<<<<
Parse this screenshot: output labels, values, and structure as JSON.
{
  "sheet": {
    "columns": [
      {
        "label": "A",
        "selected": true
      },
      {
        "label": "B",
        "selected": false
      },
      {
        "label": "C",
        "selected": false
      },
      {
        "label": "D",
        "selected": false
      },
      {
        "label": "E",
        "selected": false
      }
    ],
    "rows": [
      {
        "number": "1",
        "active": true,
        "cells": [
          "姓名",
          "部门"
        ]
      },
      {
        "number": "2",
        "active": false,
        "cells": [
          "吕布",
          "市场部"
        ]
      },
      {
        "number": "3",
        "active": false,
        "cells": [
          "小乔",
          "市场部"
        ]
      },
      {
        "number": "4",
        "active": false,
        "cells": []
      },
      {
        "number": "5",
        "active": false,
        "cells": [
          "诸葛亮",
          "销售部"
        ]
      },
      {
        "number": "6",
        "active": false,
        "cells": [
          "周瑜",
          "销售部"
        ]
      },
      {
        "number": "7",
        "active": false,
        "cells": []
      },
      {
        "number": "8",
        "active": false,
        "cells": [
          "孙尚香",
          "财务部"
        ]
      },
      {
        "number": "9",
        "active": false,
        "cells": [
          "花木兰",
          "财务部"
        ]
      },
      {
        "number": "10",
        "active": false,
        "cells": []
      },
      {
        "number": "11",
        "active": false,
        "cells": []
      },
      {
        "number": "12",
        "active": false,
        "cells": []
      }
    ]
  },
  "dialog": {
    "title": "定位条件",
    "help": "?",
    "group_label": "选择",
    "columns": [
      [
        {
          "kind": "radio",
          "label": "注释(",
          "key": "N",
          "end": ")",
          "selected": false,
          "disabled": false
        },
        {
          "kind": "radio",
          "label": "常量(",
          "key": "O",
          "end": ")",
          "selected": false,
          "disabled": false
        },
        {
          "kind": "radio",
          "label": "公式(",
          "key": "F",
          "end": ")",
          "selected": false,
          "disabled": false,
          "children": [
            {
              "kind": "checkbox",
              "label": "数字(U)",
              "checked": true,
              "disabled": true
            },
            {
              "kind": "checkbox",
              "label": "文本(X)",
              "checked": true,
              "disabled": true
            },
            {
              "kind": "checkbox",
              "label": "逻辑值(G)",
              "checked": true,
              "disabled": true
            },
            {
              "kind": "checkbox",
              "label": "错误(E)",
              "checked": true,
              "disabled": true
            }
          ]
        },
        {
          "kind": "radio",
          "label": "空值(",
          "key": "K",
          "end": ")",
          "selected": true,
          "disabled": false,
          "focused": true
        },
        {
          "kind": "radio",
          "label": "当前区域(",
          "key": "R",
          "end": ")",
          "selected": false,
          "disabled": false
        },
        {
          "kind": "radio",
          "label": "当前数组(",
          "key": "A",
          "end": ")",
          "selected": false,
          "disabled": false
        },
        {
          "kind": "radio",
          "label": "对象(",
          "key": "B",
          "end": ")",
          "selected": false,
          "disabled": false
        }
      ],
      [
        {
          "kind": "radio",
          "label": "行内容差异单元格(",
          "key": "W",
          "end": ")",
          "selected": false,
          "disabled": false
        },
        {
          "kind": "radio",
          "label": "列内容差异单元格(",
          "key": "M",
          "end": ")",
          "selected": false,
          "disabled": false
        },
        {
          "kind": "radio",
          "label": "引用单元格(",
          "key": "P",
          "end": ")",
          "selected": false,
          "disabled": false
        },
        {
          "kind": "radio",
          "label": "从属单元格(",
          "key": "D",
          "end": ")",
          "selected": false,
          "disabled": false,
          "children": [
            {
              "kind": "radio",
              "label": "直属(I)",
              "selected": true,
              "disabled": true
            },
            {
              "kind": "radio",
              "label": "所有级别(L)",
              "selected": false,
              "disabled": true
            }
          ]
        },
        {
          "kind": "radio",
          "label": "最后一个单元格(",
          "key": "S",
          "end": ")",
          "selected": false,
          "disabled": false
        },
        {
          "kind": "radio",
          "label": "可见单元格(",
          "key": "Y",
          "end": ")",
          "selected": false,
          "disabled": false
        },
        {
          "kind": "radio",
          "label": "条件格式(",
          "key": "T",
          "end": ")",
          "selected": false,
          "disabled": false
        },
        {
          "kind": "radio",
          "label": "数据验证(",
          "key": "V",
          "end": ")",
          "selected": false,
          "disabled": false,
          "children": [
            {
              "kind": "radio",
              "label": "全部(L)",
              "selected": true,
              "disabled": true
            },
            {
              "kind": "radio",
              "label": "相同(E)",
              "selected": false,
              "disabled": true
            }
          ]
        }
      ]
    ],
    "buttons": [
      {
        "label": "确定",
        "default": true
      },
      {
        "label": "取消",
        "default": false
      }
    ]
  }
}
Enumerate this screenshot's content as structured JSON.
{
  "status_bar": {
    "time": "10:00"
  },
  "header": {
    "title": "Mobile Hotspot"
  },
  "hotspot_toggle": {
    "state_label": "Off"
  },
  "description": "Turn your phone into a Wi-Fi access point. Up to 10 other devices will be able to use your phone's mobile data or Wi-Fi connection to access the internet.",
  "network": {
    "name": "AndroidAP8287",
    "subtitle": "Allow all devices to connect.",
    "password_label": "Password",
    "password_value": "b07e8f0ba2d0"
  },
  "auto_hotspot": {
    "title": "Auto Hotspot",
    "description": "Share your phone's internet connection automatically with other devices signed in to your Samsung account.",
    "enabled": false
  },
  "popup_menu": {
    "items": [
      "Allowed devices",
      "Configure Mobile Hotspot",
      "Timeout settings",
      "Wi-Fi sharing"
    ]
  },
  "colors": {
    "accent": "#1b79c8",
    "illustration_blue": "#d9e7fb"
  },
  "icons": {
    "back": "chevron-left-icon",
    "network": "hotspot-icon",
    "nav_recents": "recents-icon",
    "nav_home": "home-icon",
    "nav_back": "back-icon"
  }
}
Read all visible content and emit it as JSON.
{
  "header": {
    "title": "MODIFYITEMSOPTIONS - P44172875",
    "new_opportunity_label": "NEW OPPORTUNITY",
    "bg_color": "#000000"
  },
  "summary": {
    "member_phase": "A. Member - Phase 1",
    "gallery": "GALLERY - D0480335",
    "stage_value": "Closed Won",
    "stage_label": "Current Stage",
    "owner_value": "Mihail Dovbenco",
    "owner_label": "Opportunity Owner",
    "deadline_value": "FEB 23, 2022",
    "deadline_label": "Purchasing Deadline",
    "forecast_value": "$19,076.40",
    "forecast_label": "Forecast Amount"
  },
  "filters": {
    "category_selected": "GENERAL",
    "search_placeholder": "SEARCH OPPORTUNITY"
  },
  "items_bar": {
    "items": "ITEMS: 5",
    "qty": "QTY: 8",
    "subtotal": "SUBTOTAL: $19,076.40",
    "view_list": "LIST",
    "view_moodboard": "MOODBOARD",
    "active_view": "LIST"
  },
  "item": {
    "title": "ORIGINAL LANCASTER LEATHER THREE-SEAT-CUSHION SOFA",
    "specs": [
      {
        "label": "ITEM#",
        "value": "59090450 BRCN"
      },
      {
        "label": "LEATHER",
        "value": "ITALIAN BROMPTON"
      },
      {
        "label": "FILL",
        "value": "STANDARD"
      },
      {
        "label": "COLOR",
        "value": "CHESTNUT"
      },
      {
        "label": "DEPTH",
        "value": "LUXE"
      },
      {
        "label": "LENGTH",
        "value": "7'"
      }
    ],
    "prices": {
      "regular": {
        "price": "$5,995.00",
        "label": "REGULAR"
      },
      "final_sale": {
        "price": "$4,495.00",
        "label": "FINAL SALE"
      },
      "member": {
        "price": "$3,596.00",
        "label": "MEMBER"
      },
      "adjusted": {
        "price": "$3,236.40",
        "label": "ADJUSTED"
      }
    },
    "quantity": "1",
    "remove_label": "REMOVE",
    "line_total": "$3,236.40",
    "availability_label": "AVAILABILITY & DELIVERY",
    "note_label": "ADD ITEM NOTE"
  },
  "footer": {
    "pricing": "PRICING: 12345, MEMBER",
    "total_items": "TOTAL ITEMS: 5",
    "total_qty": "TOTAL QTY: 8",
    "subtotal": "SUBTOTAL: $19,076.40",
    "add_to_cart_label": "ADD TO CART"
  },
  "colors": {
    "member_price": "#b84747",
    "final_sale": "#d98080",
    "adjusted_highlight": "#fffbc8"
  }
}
>>>>
- **Exercise goal**
Copy out each line in the preceding records that contains "screenshot".

- **Response**
Parse this screenshot: output labels, values, and structure as JSON.
Enumerate this screenshot's content as structured JSON.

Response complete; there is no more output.